--- START OF Input ---

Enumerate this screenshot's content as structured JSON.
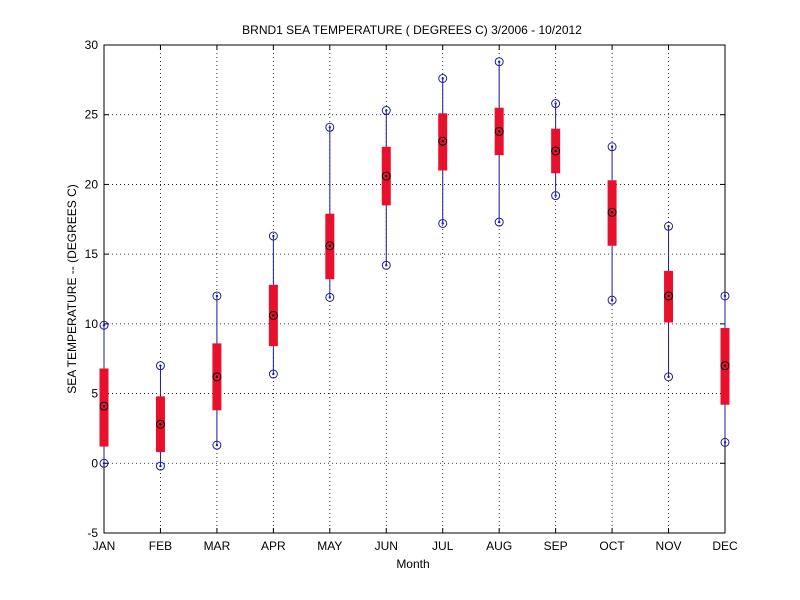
{
  "chart_data": {
    "type": "box",
    "title": "BRND1  SEA TEMPERATURE ( DEGREES C) 3/2006 - 10/2012",
    "xlabel": "Month",
    "ylabel": "SEA TEMPERATURE -- (DEGREES C)",
    "ylim": [
      -5,
      30
    ],
    "yticks": [
      -5,
      0,
      5,
      10,
      15,
      20,
      25,
      30
    ],
    "grid": true,
    "categories": [
      "JAN",
      "FEB",
      "MAR",
      "APR",
      "MAY",
      "JUN",
      "JUL",
      "AUG",
      "SEP",
      "OCT",
      "NOV",
      "DEC"
    ],
    "series": [
      {
        "min": [
          0.0,
          -0.2,
          1.3,
          6.4,
          11.9,
          14.2,
          17.2,
          17.3,
          19.2,
          11.7,
          6.2,
          1.5
        ],
        "q1": [
          1.2,
          0.8,
          3.8,
          8.4,
          13.2,
          18.5,
          21.0,
          22.1,
          20.8,
          15.6,
          10.1,
          4.2
        ],
        "median": [
          4.1,
          2.8,
          6.2,
          10.6,
          15.6,
          20.6,
          23.1,
          23.8,
          22.4,
          18.0,
          12.0,
          7.0
        ],
        "q3": [
          6.8,
          4.8,
          8.6,
          12.8,
          17.9,
          22.7,
          25.1,
          25.5,
          24.0,
          20.3,
          13.8,
          9.7
        ],
        "max": [
          9.9,
          7.0,
          12.0,
          16.3,
          24.1,
          25.3,
          27.6,
          28.8,
          25.8,
          22.7,
          17.0,
          12.0
        ]
      }
    ],
    "colors": {
      "box": "#e8112d",
      "whisker": "#1c1c9c",
      "marker": "#1c1c9c",
      "median": "#000000"
    }
  }
}
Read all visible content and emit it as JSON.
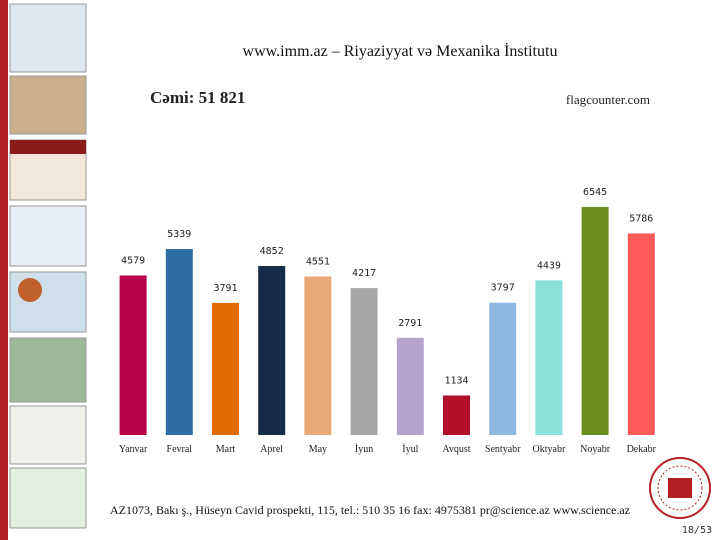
{
  "chart_data": {
    "type": "bar",
    "title": "www.imm.az – Riyaziyyat və Mexanika İnstitutu",
    "subtitle": "Cəmi: 51 821",
    "source": "flagcounter.com",
    "categories": [
      "Yanvar",
      "Fevral",
      "Mart",
      "Aprel",
      "May",
      "İyun",
      "İyul",
      "Avqust",
      "Sentyabr",
      "Oktyabr",
      "Noyabr",
      "Dekabr"
    ],
    "values": [
      4579,
      5339,
      3791,
      4852,
      4551,
      4217,
      2791,
      1134,
      3797,
      4439,
      6545,
      5786
    ],
    "colors": [
      "#b8004c",
      "#2e6da4",
      "#e06c00",
      "#152b47",
      "#e8a878",
      "#a6a6a6",
      "#b5a5cc",
      "#b0102a",
      "#8db8e0",
      "#88e0d8",
      "#6b8e23",
      "#ff5a5a"
    ]
  },
  "footer": "AZ1073, Bakı ş., Hüseyn Cavid prospekti, 115, tel.: 510 35 16  fax: 4975381  pr@science.az  www.science.az",
  "page_number": "18/53"
}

--- END OF Input ---

*What you have to do*.
From the data above, write out everything exactly except the pictures.

*Response to the task*.
Enumerate this screenshot's content as structured JSON.
{
  "chart_data": {
    "type": "box",
    "title": "BRND1  SEA TEMPERATURE ( DEGREES C) 3/2006 - 10/2012",
    "xlabel": "Month",
    "ylabel": "SEA TEMPERATURE -- (DEGREES C)",
    "ylim": [
      -5,
      30
    ],
    "yticks": [
      -5,
      0,
      5,
      10,
      15,
      20,
      25,
      30
    ],
    "grid": true,
    "categories": [
      "JAN",
      "FEB",
      "MAR",
      "APR",
      "MAY",
      "JUN",
      "JUL",
      "AUG",
      "SEP",
      "OCT",
      "NOV",
      "DEC"
    ],
    "series": [
      {
        "min": [
          0.0,
          -0.2,
          1.3,
          6.4,
          11.9,
          14.2,
          17.2,
          17.3,
          19.2,
          11.7,
          6.2,
          1.5
        ],
        "q1": [
          1.2,
          0.8,
          3.8,
          8.4,
          13.2,
          18.5,
          21.0,
          22.1,
          20.8,
          15.6,
          10.1,
          4.2
        ],
        "median": [
          4.1,
          2.8,
          6.2,
          10.6,
          15.6,
          20.6,
          23.1,
          23.8,
          22.4,
          18.0,
          12.0,
          7.0
        ],
        "q3": [
          6.8,
          4.8,
          8.6,
          12.8,
          17.9,
          22.7,
          25.1,
          25.5,
          24.0,
          20.3,
          13.8,
          9.7
        ],
        "max": [
          9.9,
          7.0,
          12.0,
          16.3,
          24.1,
          25.3,
          27.6,
          28.8,
          25.8,
          22.7,
          17.0,
          12.0
        ]
      }
    ],
    "colors": {
      "box": "#e8112d",
      "whisker": "#1c1c9c",
      "marker": "#1c1c9c",
      "median": "#000000"
    }
  }
}
Read all visible content and emit it as JSON.
{
  "chart_data": {
    "type": "bar",
    "title": "www.imm.az – Riyaziyyat və Mexanika İnstitutu",
    "subtitle": "Cəmi: 51 821",
    "source": "flagcounter.com",
    "categories": [
      "Yanvar",
      "Fevral",
      "Mart",
      "Aprel",
      "May",
      "İyun",
      "İyul",
      "Avqust",
      "Sentyabr",
      "Oktyabr",
      "Noyabr",
      "Dekabr"
    ],
    "values": [
      4579,
      5339,
      3791,
      4852,
      4551,
      4217,
      2791,
      1134,
      3797,
      4439,
      6545,
      5786
    ],
    "colors": [
      "#b8004c",
      "#2e6da4",
      "#e06c00",
      "#152b47",
      "#e8a878",
      "#a6a6a6",
      "#b5a5cc",
      "#b0102a",
      "#8db8e0",
      "#88e0d8",
      "#6b8e23",
      "#ff5a5a"
    ]
  },
  "footer": "AZ1073, Bakı ş., Hüseyn Cavid prospekti, 115, tel.: 510 35 16  fax: 4975381  pr@science.az  www.science.az",
  "page_number": "18/53"
}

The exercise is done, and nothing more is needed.